### Recorded information

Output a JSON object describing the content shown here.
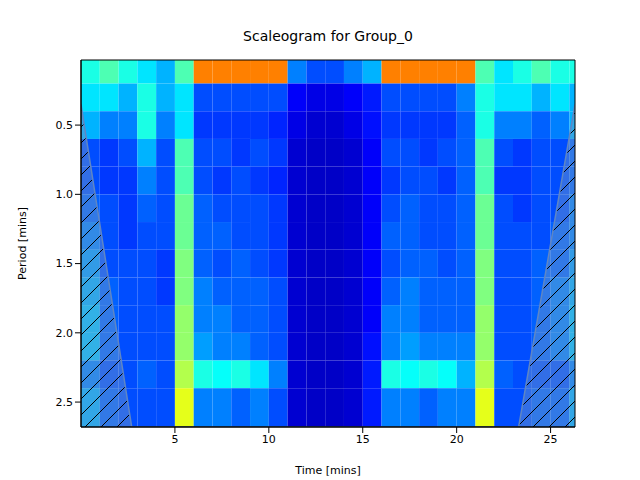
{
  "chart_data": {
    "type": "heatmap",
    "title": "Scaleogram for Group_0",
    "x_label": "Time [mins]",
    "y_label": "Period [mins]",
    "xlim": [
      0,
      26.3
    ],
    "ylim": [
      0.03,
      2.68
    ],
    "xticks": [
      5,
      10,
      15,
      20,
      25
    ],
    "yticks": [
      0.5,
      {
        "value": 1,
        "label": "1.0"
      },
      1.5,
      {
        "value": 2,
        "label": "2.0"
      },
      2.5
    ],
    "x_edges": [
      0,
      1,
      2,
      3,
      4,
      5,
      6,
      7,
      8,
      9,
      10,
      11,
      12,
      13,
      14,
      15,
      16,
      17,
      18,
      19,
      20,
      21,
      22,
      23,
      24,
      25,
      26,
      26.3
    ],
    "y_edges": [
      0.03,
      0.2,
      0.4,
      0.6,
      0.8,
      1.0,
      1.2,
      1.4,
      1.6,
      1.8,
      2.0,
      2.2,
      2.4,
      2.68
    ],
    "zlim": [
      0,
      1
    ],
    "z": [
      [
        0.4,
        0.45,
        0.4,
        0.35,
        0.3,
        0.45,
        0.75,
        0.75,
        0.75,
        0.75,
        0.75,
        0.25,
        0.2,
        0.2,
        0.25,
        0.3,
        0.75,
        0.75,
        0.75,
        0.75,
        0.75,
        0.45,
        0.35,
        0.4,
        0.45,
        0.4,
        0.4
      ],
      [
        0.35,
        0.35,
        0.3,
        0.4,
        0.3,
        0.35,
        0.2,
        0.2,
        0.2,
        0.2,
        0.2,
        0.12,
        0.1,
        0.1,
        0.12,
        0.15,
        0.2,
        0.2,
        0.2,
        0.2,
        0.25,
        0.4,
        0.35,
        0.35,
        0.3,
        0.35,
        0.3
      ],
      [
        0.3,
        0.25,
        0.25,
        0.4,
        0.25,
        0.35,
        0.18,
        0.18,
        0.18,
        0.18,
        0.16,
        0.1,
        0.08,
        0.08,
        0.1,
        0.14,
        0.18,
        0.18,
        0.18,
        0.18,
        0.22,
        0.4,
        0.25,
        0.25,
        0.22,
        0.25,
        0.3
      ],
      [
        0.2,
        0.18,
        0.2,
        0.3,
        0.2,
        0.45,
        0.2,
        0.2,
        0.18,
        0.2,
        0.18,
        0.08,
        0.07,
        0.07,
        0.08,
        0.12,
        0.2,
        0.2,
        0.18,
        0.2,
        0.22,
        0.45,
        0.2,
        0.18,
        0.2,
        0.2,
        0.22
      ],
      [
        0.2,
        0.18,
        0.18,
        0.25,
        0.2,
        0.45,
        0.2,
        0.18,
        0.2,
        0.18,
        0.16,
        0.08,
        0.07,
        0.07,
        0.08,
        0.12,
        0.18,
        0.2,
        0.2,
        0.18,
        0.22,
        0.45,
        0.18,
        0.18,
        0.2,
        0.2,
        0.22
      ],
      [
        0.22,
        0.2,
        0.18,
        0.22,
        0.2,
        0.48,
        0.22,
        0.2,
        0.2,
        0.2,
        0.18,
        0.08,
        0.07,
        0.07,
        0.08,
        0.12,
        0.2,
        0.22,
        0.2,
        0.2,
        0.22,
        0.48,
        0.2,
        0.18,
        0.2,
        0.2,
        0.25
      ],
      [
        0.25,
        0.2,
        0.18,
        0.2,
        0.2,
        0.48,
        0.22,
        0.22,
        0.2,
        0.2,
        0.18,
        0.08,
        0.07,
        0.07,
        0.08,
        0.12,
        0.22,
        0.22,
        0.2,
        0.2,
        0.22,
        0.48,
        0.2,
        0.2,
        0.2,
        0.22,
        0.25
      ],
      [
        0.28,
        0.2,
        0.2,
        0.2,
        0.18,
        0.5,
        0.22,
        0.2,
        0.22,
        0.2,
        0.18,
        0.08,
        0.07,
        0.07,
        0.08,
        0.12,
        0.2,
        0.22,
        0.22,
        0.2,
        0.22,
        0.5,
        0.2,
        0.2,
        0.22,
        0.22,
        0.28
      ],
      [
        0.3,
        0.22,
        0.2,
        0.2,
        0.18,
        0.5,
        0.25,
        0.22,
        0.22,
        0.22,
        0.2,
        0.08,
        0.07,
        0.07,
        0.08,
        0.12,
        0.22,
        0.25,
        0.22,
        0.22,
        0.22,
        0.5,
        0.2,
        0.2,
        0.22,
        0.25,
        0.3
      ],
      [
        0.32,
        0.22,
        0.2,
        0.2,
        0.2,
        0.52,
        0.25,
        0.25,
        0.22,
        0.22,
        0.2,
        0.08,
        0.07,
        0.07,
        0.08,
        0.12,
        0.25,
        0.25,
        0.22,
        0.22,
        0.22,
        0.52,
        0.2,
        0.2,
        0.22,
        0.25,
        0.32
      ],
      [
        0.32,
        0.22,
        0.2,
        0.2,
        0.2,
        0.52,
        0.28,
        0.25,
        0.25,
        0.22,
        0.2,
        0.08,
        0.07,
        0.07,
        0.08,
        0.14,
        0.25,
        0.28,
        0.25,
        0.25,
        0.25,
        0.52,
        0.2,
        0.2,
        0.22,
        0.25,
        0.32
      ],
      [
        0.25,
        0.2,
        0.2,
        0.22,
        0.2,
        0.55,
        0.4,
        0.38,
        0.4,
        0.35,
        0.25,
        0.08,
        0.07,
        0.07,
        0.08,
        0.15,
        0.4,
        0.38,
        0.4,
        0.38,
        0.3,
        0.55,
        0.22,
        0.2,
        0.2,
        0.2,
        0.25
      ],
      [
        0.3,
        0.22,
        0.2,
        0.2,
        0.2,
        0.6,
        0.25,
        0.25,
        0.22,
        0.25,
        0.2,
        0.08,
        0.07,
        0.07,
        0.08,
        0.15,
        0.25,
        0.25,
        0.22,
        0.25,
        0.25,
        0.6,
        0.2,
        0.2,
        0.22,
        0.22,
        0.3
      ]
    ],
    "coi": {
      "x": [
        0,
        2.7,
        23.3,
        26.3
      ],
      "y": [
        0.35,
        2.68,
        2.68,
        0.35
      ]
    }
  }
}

### Problem description
In the material above, find each line that contains the word "mins", and select it.

### Written reply
    "x_label": "Time [mins]",
    "y_label": "Period [mins]",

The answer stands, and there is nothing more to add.